* START Materials provided *

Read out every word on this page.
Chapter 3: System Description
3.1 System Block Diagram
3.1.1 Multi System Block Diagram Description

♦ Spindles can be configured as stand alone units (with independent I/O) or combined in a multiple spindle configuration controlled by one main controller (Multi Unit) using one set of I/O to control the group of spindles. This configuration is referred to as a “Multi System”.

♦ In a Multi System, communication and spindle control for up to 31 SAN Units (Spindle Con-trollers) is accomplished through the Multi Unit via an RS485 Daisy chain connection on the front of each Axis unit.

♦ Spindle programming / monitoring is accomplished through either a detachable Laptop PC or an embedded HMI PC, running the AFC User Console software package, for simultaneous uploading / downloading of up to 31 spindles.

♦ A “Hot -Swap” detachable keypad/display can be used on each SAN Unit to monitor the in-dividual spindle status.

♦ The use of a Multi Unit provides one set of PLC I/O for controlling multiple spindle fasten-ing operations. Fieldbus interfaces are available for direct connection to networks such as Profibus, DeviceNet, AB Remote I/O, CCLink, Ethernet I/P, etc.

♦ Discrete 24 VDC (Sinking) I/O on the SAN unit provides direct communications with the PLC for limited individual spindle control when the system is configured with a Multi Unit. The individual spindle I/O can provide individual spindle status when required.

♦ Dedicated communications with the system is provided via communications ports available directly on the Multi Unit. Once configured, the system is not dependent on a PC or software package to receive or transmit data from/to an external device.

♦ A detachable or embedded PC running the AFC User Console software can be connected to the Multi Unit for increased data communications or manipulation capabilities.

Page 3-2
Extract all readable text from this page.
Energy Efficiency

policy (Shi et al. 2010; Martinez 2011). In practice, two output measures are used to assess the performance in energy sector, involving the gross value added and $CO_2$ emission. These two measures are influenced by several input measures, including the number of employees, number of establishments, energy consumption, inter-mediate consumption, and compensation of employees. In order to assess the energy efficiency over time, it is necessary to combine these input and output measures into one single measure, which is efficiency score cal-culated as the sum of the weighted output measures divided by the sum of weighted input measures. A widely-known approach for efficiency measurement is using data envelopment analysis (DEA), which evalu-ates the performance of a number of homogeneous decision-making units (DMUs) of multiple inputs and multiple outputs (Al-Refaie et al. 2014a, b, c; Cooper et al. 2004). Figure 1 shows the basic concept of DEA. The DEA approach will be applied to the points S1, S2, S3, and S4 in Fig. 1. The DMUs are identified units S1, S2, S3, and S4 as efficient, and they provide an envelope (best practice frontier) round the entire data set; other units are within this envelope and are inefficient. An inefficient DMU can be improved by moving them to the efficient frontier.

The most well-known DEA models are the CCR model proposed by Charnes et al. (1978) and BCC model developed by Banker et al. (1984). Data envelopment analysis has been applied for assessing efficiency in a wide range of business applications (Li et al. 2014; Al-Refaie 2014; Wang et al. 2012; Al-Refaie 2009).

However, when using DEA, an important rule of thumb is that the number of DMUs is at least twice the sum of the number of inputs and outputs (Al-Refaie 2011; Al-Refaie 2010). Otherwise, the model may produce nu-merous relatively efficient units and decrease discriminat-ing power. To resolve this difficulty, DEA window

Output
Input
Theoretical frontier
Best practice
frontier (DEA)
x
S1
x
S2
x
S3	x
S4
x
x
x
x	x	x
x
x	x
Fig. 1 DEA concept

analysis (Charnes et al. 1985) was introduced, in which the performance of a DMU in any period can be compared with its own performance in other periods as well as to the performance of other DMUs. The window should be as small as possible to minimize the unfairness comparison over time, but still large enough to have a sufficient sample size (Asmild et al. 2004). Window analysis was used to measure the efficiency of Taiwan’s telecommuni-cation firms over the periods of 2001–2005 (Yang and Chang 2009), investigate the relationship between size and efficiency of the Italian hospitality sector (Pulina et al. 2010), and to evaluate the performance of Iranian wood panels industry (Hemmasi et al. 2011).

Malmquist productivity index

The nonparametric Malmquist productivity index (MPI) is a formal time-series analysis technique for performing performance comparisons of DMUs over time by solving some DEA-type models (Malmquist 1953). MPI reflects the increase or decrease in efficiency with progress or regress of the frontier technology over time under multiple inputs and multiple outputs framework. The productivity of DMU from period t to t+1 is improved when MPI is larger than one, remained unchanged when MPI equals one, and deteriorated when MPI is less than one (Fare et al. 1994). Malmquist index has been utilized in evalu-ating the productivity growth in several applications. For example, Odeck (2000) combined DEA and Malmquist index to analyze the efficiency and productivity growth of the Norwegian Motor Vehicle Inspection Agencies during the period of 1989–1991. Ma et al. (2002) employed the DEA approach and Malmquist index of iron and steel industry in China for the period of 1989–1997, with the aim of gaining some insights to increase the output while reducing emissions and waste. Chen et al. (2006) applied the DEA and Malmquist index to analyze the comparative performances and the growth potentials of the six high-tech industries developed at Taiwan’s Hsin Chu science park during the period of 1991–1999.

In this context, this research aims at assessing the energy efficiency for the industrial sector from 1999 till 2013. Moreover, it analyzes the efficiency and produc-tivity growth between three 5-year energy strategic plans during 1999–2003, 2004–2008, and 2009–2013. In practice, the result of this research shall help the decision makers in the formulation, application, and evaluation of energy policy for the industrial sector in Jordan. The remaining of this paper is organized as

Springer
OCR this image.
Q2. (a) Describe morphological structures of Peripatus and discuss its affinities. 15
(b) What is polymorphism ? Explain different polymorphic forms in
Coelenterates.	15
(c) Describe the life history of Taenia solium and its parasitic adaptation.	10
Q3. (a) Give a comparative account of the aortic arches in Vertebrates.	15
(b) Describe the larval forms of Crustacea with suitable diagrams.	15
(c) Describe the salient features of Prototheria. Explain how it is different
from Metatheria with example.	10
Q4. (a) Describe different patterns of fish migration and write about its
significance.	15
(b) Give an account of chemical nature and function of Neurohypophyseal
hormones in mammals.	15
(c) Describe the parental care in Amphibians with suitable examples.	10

* END Materials provided *

- _Task instructions_: Restate the listing above word for word.

- _Exercise response_:
Read out every word on this page.
Chapter 3: System Description
3.1 System Block Diagram
3.1.1 Multi System Block Diagram Description

♦ Spindles can be configured as stand alone units (with independent I/O) or combined in a multiple spindle configuration controlled by one main controller (Multi Unit) using one set of I/O to control the group of spindles. This configuration is referred to as a “Multi System”.

♦ In a Multi System, communication and spindle control for up to 31 SAN Units (Spindle Con-trollers) is accomplished through the Multi Unit via an RS485 Daisy chain connection on the front of each Axis unit.

♦ Spindle programming / monitoring is accomplished through either a detachable Laptop PC or an embedded HMI PC, running the AFC User Console software package, for simultaneous uploading / downloading of up to 31 spindles.

♦ A “Hot -Swap” detachable keypad/display can be used on each SAN Unit to monitor the in-dividual spindle status.

♦ The use of a Multi Unit provides one set of PLC I/O for controlling multiple spindle fasten-ing operations. Fieldbus interfaces are available for direct connection to networks such as Profibus, DeviceNet, AB Remote I/O, CCLink, Ethernet I/P, etc.

♦ Discrete 24 VDC (Sinking) I/O on the SAN unit provides direct communications with the PLC for limited individual spindle control when the system is configured with a Multi Unit. The individual spindle I/O can provide individual spindle status when required.

♦ Dedicated communications with the system is provided via communications ports available directly on the Multi Unit. Once configured, the system is not dependent on a PC or software package to receive or transmit data from/to an external device.

♦ A detachable or embedded PC running the AFC User Console software can be connected to the Multi Unit for increased data communications or manipulation capabilities.

Page 3-2
Extract all readable text from this page.
Energy Efficiency

policy (Shi et al. 2010; Martinez 2011). In practice, two output measures are used to assess the performance in energy sector, involving the gross value added and $CO_2$ emission. These two measures are influenced by several input measures, including the number of employees, number of establishments, energy consumption, inter-mediate consumption, and compensation of employees. In order to assess the energy efficiency over time, it is necessary to combine these input and output measures into one single measure, which is efficiency score cal-culated as the sum of the weighted output measures divided by the sum of weighted input measures. A widely-known approach for efficiency measurement is using data envelopment analysis (DEA), which evalu-ates the performance of a number of homogeneous decision-making units (DMUs) of multiple inputs and multiple outputs (Al-Refaie et al. 2014a, b, c; Cooper et al. 2004). Figure 1 shows the basic concept of DEA. The DEA approach will be applied to the points S1, S2, S3, and S4 in Fig. 1. The DMUs are identified units S1, S2, S3, and S4 as efficient, and they provide an envelope (best practice frontier) round the entire data set; other units are within this envelope and are inefficient. An inefficient DMU can be improved by moving them to the efficient frontier.

The most well-known DEA models are the CCR model proposed by Charnes et al. (1978) and BCC model developed by Banker et al. (1984). Data envelopment analysis has been applied for assessing efficiency in a wide range of business applications (Li et al. 2014; Al-Refaie 2014; Wang et al. 2012; Al-Refaie 2009).

However, when using DEA, an important rule of thumb is that the number of DMUs is at least twice the sum of the number of inputs and outputs (Al-Refaie 2011; Al-Refaie 2010). Otherwise, the model may produce nu-merous relatively efficient units and decrease discriminat-ing power. To resolve this difficulty, DEA window

Output
Input
Theoretical frontier
Best practice
frontier (DEA)
x
S1
x
S2
x
S3	x
S4
x
x
x
x	x	x
x
x	x
Fig. 1 DEA concept

analysis (Charnes et al. 1985) was introduced, in which the performance of a DMU in any period can be compared with its own performance in other periods as well as to the performance of other DMUs. The window should be as small as possible to minimize the unfairness comparison over time, but still large enough to have a sufficient sample size (Asmild et al. 2004). Window analysis was used to measure the efficiency of Taiwan’s telecommuni-cation firms over the periods of 2001–2005 (Yang and Chang 2009), investigate the relationship between size and efficiency of the Italian hospitality sector (Pulina et al. 2010), and to evaluate the performance of Iranian wood panels industry (Hemmasi et al. 2011).

Malmquist productivity index

The nonparametric Malmquist productivity index (MPI) is a formal time-series analysis technique for performing performance comparisons of DMUs over time by solving some DEA-type models (Malmquist 1953). MPI reflects the increase or decrease in efficiency with progress or regress of the frontier technology over time under multiple inputs and multiple outputs framework. The productivity of DMU from period t to t+1 is improved when MPI is larger than one, remained unchanged when MPI equals one, and deteriorated when MPI is less than one (Fare et al. 1994). Malmquist index has been utilized in evalu-ating the productivity growth in several applications. For example, Odeck (2000) combined DEA and Malmquist index to analyze the efficiency and productivity growth of the Norwegian Motor Vehicle Inspection Agencies during the period of 1989–1991. Ma et al. (2002) employed the DEA approach and Malmquist index of iron and steel industry in China for the period of 1989–1997, with the aim of gaining some insights to increase the output while reducing emissions and waste. Chen et al. (2006) applied the DEA and Malmquist index to analyze the comparative performances and the growth potentials of the six high-tech industries developed at Taiwan’s Hsin Chu science park during the period of 1991–1999.

In this context, this research aims at assessing the energy efficiency for the industrial sector from 1999 till 2013. Moreover, it analyzes the efficiency and produc-tivity growth between three 5-year energy strategic plans during 1999–2003, 2004–2008, and 2009–2013. In practice, the result of this research shall help the decision makers in the formulation, application, and evaluation of energy policy for the industrial sector in Jordan. The remaining of this paper is organized as

Springer
OCR this image.
Q2. (a) Describe morphological structures of Peripatus and discuss its affinities. 15
(b) What is polymorphism ? Explain different polymorphic forms in
Coelenterates.	15
(c) Describe the life history of Taenia solium and its parasitic adaptation.	10
Q3. (a) Give a comparative account of the aortic arches in Vertebrates.	15
(b) Describe the larval forms of Crustacea with suitable diagrams.	15
(c) Describe the salient features of Prototheria. Explain how it is different
from Metatheria with example.	10
Q4. (a) Describe different patterns of fish migration and write about its
significance.	15
(b) Give an account of chemical nature and function of Neurohypophyseal
hormones in mammals.	15
(c) Describe the parental care in Amphibians with suitable examples.	10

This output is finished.